YOUR TASK: Which lines below hold the word "Bollinger"? Report each one.

INPUT:

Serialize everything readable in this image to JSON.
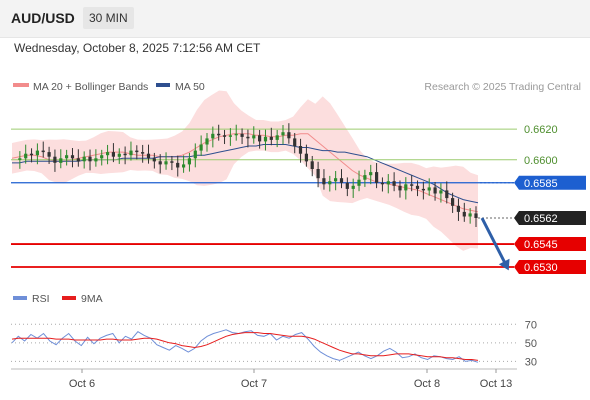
{
  "header": {
    "pair": "AUD/USD",
    "timeframe": "30 MIN",
    "datetime": "Wednesday, October 8, 2025 7:12:56 AM CET"
  },
  "legend": {
    "ma20": "MA 20 + Bollinger Bands",
    "ma50": "MA 50",
    "ma20_color": "#f28c8c",
    "ma50_color": "#2e4f8f",
    "source": "Research © 2025 Trading Central"
  },
  "rsi_legend": {
    "rsi": "RSI",
    "ma": "9MA",
    "rsi_color": "#6f8fd8",
    "ma_color": "#e61e1e"
  },
  "colors": {
    "resistance": "#9ccc6f",
    "pivot": "#1d5fd0",
    "support": "#e60000",
    "current": "#222222",
    "bull": "#2c8a2c",
    "bear": "#333333",
    "band": "#fcdede",
    "arrow": "#2e5fa8"
  },
  "chart_data": [
    {
      "type": "candlestick",
      "ylim": [
        0.6515,
        0.6641
      ],
      "x_ticks": [
        "Oct 6",
        "Oct 7",
        "Oct 8",
        "Oct 13"
      ],
      "levels": [
        {
          "value": 0.662,
          "label": "0.6620",
          "kind": "resistance"
        },
        {
          "value": 0.66,
          "label": "0.6600",
          "kind": "resistance"
        },
        {
          "value": 0.6585,
          "label": "0.6585",
          "kind": "pivot"
        },
        {
          "value": 0.6562,
          "label": "0.6562",
          "kind": "current"
        },
        {
          "value": 0.6545,
          "label": "0.6545",
          "kind": "support"
        },
        {
          "value": 0.653,
          "label": "0.6530",
          "kind": "support"
        }
      ],
      "series": [
        {
          "name": "MA 20 + Bollinger Bands",
          "values": [
            0.6601,
            0.6602,
            0.6603,
            0.6603,
            0.6602,
            0.66,
            0.6599,
            0.6599,
            0.66,
            0.6601,
            0.6602,
            0.6603,
            0.6604,
            0.6605,
            0.6605,
            0.6605,
            0.6604,
            0.6603,
            0.6603,
            0.6603,
            0.6602,
            0.6602,
            0.6602,
            0.6603,
            0.6605,
            0.6608,
            0.6611,
            0.6613,
            0.6615,
            0.6616,
            0.6617,
            0.6617,
            0.6617,
            0.6616,
            0.6616,
            0.6615,
            0.6615,
            0.6616,
            0.6616,
            0.6617,
            0.6617,
            0.6613,
            0.6609,
            0.6605,
            0.6601,
            0.6597,
            0.6593,
            0.659,
            0.6588,
            0.6586,
            0.6585,
            0.6584,
            0.6583,
            0.6582,
            0.6581,
            0.658,
            0.6578,
            0.6576,
            0.6574,
            0.6572,
            0.657,
            0.6568,
            0.6567,
            0.6566
          ]
        },
        {
          "name": "MA 50",
          "values": [
            0.6598,
            0.6598,
            0.6599,
            0.6599,
            0.6599,
            0.6599,
            0.6599,
            0.6599,
            0.6599,
            0.6599,
            0.66,
            0.66,
            0.66,
            0.66,
            0.66,
            0.6601,
            0.6601,
            0.6601,
            0.6601,
            0.6601,
            0.6602,
            0.6602,
            0.6602,
            0.6602,
            0.6602,
            0.6603,
            0.6603,
            0.6604,
            0.6605,
            0.6606,
            0.6607,
            0.6608,
            0.6609,
            0.6609,
            0.661,
            0.661,
            0.661,
            0.661,
            0.6609,
            0.6608,
            0.6608,
            0.6607,
            0.6606,
            0.6606,
            0.6605,
            0.6605,
            0.6604,
            0.6603,
            0.6602,
            0.66,
            0.6598,
            0.6596,
            0.6594,
            0.6592,
            0.659,
            0.6588,
            0.6586,
            0.6584,
            0.6581,
            0.6578,
            0.6576,
            0.6574,
            0.6573,
            0.6572
          ]
        },
        {
          "name": "Price",
          "values": [
            0.66,
            0.6601,
            0.6604,
            0.6603,
            0.6606,
            0.6605,
            0.6602,
            0.6598,
            0.6601,
            0.6603,
            0.6601,
            0.6599,
            0.6602,
            0.6599,
            0.6601,
            0.6603,
            0.6605,
            0.6602,
            0.6604,
            0.6603,
            0.6606,
            0.6605,
            0.6604,
            0.6601,
            0.6599,
            0.6597,
            0.6599,
            0.6598,
            0.6595,
            0.6597,
            0.6601,
            0.6606,
            0.661,
            0.6614,
            0.6617,
            0.6616,
            0.6615,
            0.6616,
            0.6617,
            0.6615,
            0.6614,
            0.6616,
            0.6612,
            0.6615,
            0.6613,
            0.6616,
            0.6618,
            0.6614,
            0.6609,
            0.6604,
            0.6599,
            0.6594,
            0.6588,
            0.6584,
            0.6586,
            0.6588,
            0.6585,
            0.6581,
            0.6583,
            0.6587,
            0.659,
            0.6592,
            0.6585,
            0.6584,
            0.6586,
            0.6583,
            0.658,
            0.6584,
            0.6583,
            0.6581,
            0.658,
            0.6582,
            0.6578,
            0.658,
            0.6575,
            0.657,
            0.6566,
            0.6563,
            0.6565,
            0.6562
          ]
        }
      ]
    },
    {
      "type": "line",
      "title": "RSI",
      "ylim": [
        25,
        80
      ],
      "y_ticks": [
        30,
        50,
        70
      ],
      "series": [
        {
          "name": "RSI",
          "values": [
            50,
            57,
            52,
            59,
            55,
            60,
            52,
            48,
            55,
            60,
            52,
            47,
            56,
            49,
            55,
            58,
            60,
            50,
            57,
            54,
            62,
            58,
            55,
            48,
            45,
            42,
            47,
            44,
            40,
            44,
            52,
            57,
            60,
            62,
            64,
            61,
            60,
            62,
            63,
            58,
            57,
            60,
            53,
            57,
            55,
            59,
            61,
            54,
            46,
            40,
            36,
            33,
            31,
            34,
            37,
            40,
            36,
            33,
            36,
            41,
            44,
            40,
            34,
            35,
            38,
            34,
            32,
            36,
            35,
            33,
            32,
            35,
            30,
            31,
            29
          ]
        },
        {
          "name": "9MA",
          "values": [
            54,
            55,
            55,
            55,
            55,
            55,
            55,
            54,
            54,
            54,
            53,
            53,
            53,
            53,
            53,
            54,
            54,
            53,
            53,
            53,
            54,
            55,
            55,
            54,
            52,
            50,
            49,
            47,
            46,
            45,
            46,
            48,
            51,
            54,
            57,
            59,
            60,
            61,
            61,
            61,
            60,
            60,
            59,
            58,
            57,
            57,
            57,
            56,
            54,
            51,
            48,
            45,
            42,
            40,
            38,
            38,
            37,
            36,
            36,
            36,
            37,
            38,
            38,
            38,
            37,
            36,
            35,
            35,
            35,
            34,
            34,
            33,
            32,
            32,
            31
          ]
        }
      ]
    }
  ]
}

FULL SOLUTION:
    "ma20": "MA 20 + Bollinger Bands",
          "name": "MA 20 + Bollinger Bands",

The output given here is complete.